PROBLEM TO WORK ON — Repeat, line for line, the entries printed below.

:::

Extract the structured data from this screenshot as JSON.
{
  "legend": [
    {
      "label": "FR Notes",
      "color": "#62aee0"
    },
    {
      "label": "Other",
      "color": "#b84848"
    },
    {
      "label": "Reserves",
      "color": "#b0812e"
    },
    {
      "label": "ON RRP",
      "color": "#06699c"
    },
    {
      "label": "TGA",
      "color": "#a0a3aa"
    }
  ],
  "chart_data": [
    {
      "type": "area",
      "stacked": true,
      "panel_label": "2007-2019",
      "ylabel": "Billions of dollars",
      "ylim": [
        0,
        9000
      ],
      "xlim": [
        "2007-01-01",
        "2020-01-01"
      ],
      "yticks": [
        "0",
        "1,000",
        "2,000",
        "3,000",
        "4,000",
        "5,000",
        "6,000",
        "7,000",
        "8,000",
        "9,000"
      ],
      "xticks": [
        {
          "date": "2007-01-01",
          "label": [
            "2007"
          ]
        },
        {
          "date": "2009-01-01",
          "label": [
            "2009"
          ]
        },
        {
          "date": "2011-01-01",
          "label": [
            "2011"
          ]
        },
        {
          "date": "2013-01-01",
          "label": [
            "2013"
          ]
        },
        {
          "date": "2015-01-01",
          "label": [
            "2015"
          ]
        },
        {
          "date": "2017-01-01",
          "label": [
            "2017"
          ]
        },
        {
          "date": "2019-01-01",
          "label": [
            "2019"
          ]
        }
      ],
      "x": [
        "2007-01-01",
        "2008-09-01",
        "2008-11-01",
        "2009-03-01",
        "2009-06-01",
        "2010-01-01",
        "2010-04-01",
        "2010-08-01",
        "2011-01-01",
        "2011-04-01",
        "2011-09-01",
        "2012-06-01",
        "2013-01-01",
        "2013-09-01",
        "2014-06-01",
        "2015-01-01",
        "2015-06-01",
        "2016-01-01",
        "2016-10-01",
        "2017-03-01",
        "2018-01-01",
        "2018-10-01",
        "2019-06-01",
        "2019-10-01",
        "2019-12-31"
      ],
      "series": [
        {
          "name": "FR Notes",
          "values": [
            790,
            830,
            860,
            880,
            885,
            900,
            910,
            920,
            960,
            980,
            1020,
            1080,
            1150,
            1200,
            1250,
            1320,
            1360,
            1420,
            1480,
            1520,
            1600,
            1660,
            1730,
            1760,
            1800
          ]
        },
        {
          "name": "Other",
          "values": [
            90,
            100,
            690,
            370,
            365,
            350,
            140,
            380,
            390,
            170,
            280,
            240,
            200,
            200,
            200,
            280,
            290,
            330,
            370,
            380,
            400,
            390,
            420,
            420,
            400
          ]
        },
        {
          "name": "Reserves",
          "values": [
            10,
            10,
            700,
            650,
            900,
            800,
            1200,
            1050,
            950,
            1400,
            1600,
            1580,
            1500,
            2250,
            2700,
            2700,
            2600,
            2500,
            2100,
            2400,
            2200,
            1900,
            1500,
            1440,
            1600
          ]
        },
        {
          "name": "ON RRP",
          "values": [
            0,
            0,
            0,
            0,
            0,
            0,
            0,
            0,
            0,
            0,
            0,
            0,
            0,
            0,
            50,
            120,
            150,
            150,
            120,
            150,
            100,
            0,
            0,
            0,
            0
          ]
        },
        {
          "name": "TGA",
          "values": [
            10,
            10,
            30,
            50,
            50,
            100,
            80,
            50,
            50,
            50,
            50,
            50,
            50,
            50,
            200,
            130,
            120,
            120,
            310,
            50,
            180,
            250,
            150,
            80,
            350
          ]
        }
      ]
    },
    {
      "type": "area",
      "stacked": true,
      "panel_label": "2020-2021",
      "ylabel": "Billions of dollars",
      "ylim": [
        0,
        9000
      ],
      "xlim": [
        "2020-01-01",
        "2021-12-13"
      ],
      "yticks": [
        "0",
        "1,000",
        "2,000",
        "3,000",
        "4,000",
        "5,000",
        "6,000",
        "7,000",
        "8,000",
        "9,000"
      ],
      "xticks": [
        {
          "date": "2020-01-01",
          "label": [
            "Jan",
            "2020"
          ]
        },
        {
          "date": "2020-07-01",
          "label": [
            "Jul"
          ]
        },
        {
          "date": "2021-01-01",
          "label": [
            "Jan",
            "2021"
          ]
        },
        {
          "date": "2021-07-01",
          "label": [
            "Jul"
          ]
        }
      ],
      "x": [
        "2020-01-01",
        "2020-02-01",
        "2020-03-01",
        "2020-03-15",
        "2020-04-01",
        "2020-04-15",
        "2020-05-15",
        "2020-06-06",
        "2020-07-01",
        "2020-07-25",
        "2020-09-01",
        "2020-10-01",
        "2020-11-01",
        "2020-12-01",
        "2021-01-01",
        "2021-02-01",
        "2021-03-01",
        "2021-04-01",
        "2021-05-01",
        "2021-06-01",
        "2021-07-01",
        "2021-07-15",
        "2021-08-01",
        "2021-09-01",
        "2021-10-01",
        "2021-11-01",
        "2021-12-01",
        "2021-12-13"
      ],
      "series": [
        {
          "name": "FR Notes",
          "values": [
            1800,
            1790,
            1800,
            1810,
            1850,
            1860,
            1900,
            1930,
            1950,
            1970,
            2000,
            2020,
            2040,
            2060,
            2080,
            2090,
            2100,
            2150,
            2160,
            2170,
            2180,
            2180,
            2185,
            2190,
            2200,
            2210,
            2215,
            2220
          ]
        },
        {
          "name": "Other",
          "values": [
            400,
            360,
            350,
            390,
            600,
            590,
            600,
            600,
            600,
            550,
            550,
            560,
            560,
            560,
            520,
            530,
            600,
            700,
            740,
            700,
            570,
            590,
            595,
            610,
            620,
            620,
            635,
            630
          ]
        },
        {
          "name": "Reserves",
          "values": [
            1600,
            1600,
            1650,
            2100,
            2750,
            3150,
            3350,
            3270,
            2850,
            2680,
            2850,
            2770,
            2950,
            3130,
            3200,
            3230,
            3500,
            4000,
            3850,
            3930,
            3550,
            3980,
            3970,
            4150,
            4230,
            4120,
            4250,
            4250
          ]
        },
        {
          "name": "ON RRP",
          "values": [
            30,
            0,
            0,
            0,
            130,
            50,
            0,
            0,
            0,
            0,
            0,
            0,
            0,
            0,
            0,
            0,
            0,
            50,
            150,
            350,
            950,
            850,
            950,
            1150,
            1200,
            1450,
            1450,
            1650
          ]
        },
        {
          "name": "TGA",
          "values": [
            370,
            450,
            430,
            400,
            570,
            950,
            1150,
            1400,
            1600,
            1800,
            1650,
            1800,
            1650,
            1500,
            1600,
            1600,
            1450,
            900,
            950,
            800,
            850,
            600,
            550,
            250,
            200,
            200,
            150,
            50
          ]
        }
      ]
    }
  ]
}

:::

SOLVED PROBLEM —
Extract the structured data from this screenshot as JSON.
{
  "legend": [
    {
      "label": "FR Notes",
      "color": "#62aee0"
    },
    {
      "label": "Other",
      "color": "#b84848"
    },
    {
      "label": "Reserves",
      "color": "#b0812e"
    },
    {
      "label": "ON RRP",
      "color": "#06699c"
    },
    {
      "label": "TGA",
      "color": "#a0a3aa"
    }
  ],
  "chart_data": [
    {
      "type": "area",
      "stacked": true,
      "panel_label": "2007-2019",
      "ylabel": "Billions of dollars",
      "ylim": [
        0,
        9000
      ],
      "xlim": [
        "2007-01-01",
        "2020-01-01"
      ],
      "yticks": [
        "0",
        "1,000",
        "2,000",
        "3,000",
        "4,000",
        "5,000",
        "6,000",
        "7,000",
        "8,000",
        "9,000"
      ],
      "xticks": [
        {
          "date": "2007-01-01",
          "label": [
            "2007"
          ]
        },
        {
          "date": "2009-01-01",
          "label": [
            "2009"
          ]
        },
        {
          "date": "2011-01-01",
          "label": [
            "2011"
          ]
        },
        {
          "date": "2013-01-01",
          "label": [
            "2013"
          ]
        },
        {
          "date": "2015-01-01",
          "label": [
            "2015"
          ]
        },
        {
          "date": "2017-01-01",
          "label": [
            "2017"
          ]
        },
        {
          "date": "2019-01-01",
          "label": [
            "2019"
          ]
        }
      ],
      "x": [
        "2007-01-01",
        "2008-09-01",
        "2008-11-01",
        "2009-03-01",
        "2009-06-01",
        "2010-01-01",
        "2010-04-01",
        "2010-08-01",
        "2011-01-01",
        "2011-04-01",
        "2011-09-01",
        "2012-06-01",
        "2013-01-01",
        "2013-09-01",
        "2014-06-01",
        "2015-01-01",
        "2015-06-01",
        "2016-01-01",
        "2016-10-01",
        "2017-03-01",
        "2018-01-01",
        "2018-10-01",
        "2019-06-01",
        "2019-10-01",
        "2019-12-31"
      ],
      "series": [
        {
          "name": "FR Notes",
          "values": [
            790,
            830,
            860,
            880,
            885,
            900,
            910,
            920,
            960,
            980,
            1020,
            1080,
            1150,
            1200,
            1250,
            1320,
            1360,
            1420,
            1480,
            1520,
            1600,
            1660,
            1730,
            1760,
            1800
          ]
        },
        {
          "name": "Other",
          "values": [
            90,
            100,
            690,
            370,
            365,
            350,
            140,
            380,
            390,
            170,
            280,
            240,
            200,
            200,
            200,
            280,
            290,
            330,
            370,
            380,
            400,
            390,
            420,
            420,
            400
          ]
        },
        {
          "name": "Reserves",
          "values": [
            10,
            10,
            700,
            650,
            900,
            800,
            1200,
            1050,
            950,
            1400,
            1600,
            1580,
            1500,
            2250,
            2700,
            2700,
            2600,
            2500,
            2100,
            2400,
            2200,
            1900,
            1500,
            1440,
            1600
          ]
        },
        {
          "name": "ON RRP",
          "values": [
            0,
            0,
            0,
            0,
            0,
            0,
            0,
            0,
            0,
            0,
            0,
            0,
            0,
            0,
            50,
            120,
            150,
            150,
            120,
            150,
            100,
            0,
            0,
            0,
            0
          ]
        },
        {
          "name": "TGA",
          "values": [
            10,
            10,
            30,
            50,
            50,
            100,
            80,
            50,
            50,
            50,
            50,
            50,
            50,
            50,
            200,
            130,
            120,
            120,
            310,
            50,
            180,
            250,
            150,
            80,
            350
          ]
        }
      ]
    },
    {
      "type": "area",
      "stacked": true,
      "panel_label": "2020-2021",
      "ylabel": "Billions of dollars",
      "ylim": [
        0,
        9000
      ],
      "xlim": [
        "2020-01-01",
        "2021-12-13"
      ],
      "yticks": [
        "0",
        "1,000",
        "2,000",
        "3,000",
        "4,000",
        "5,000",
        "6,000",
        "7,000",
        "8,000",
        "9,000"
      ],
      "xticks": [
        {
          "date": "2020-01-01",
          "label": [
            "Jan",
            "2020"
          ]
        },
        {
          "date": "2020-07-01",
          "label": [
            "Jul"
          ]
        },
        {
          "date": "2021-01-01",
          "label": [
            "Jan",
            "2021"
          ]
        },
        {
          "date": "2021-07-01",
          "label": [
            "Jul"
          ]
        }
      ],
      "x": [
        "2020-01-01",
        "2020-02-01",
        "2020-03-01",
        "2020-03-15",
        "2020-04-01",
        "2020-04-15",
        "2020-05-15",
        "2020-06-06",
        "2020-07-01",
        "2020-07-25",
        "2020-09-01",
        "2020-10-01",
        "2020-11-01",
        "2020-12-01",
        "2021-01-01",
        "2021-02-01",
        "2021-03-01",
        "2021-04-01",
        "2021-05-01",
        "2021-06-01",
        "2021-07-01",
        "2021-07-15",
        "2021-08-01",
        "2021-09-01",
        "2021-10-01",
        "2021-11-01",
        "2021-12-01",
        "2021-12-13"
      ],
      "series": [
        {
          "name": "FR Notes",
          "values": [
            1800,
            1790,
            1800,
            1810,
            1850,
            1860,
            1900,
            1930,
            1950,
            1970,
            2000,
            2020,
            2040,
            2060,
            2080,
            2090,
            2100,
            2150,
            2160,
            2170,
            2180,
            2180,
            2185,
            2190,
            2200,
            2210,
            2215,
            2220
          ]
        },
        {
          "name": "Other",
          "values": [
            400,
            360,
            350,
            390,
            600,
            590,
            600,
            600,
            600,
            550,
            550,
            560,
            560,
            560,
            520,
            530,
            600,
            700,
            740,
            700,
            570,
            590,
            595,
            610,
            620,
            620,
            635,
            630
          ]
        },
        {
          "name": "Reserves",
          "values": [
            1600,
            1600,
            1650,
            2100,
            2750,
            3150,
            3350,
            3270,
            2850,
            2680,
            2850,
            2770,
            2950,
            3130,
            3200,
            3230,
            3500,
            4000,
            3850,
            3930,
            3550,
            3980,
            3970,
            4150,
            4230,
            4120,
            4250,
            4250
          ]
        },
        {
          "name": "ON RRP",
          "values": [
            30,
            0,
            0,
            0,
            130,
            50,
            0,
            0,
            0,
            0,
            0,
            0,
            0,
            0,
            0,
            0,
            0,
            50,
            150,
            350,
            950,
            850,
            950,
            1150,
            1200,
            1450,
            1450,
            1650
          ]
        },
        {
          "name": "TGA",
          "values": [
            370,
            450,
            430,
            400,
            570,
            950,
            1150,
            1400,
            1600,
            1800,
            1650,
            1800,
            1650,
            1500,
            1600,
            1600,
            1450,
            900,
            950,
            800,
            850,
            600,
            550,
            250,
            200,
            200,
            150,
            50
          ]
        }
      ]
    }
  ]
}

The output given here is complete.